• Records to use:
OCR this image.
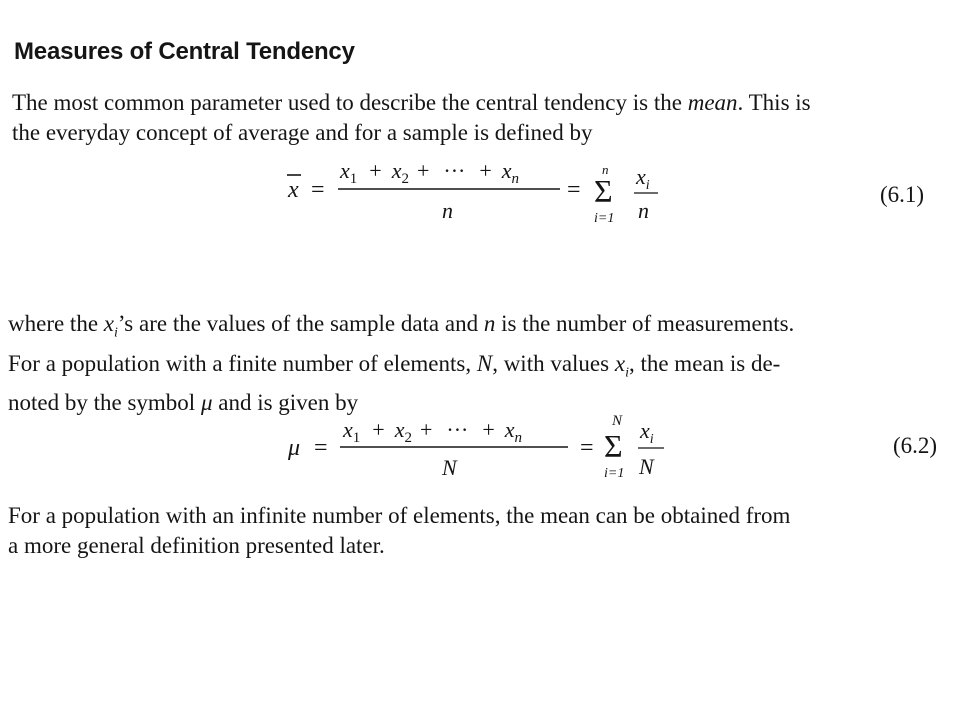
Measures of Central Tendency
The most common parameter used to describe the central tendency is the mean. This is
the everyday concept of average and for a sample is defined by
x =
$x_1 + x_2$ + ··· + $x_n$
n
=
n
Σ
i=1
$x_i$
n
(6.1)
where the $x_i’s$ are the values of the sample data and n is the number of measurements.
For a population with a finite number of elements, N, with values $x_i$, the mean is de-
noted by the symbol μ and is given by
μ =
$x_1 + x_2$ + ··· + $x_n$
N
=
N
Σ
i=1
$x_i$
N
(6.2)
For a population with an infinite number of elements, the mean can be obtained from
a more general definition presented later.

• Exercise description:
Repeat the material above in full and exactly, omitting the pictures.

• Result for this task:
OCR this image.
Measures of Central Tendency
The most common parameter used to describe the central tendency is the mean. This is
the everyday concept of average and for a sample is defined by
x =
$x_1 + x_2$ + ··· + $x_n$
n
=
n
Σ
i=1
$x_i$
n
(6.1)
where the $x_i’s$ are the values of the sample data and n is the number of measurements.
For a population with a finite number of elements, N, with values $x_i$, the mean is de-
noted by the symbol μ and is given by
μ =
$x_1 + x_2$ + ··· + $x_n$
N
=
N
Σ
i=1
$x_i$
N
(6.2)
For a population with an infinite number of elements, the mean can be obtained from
a more general definition presented later.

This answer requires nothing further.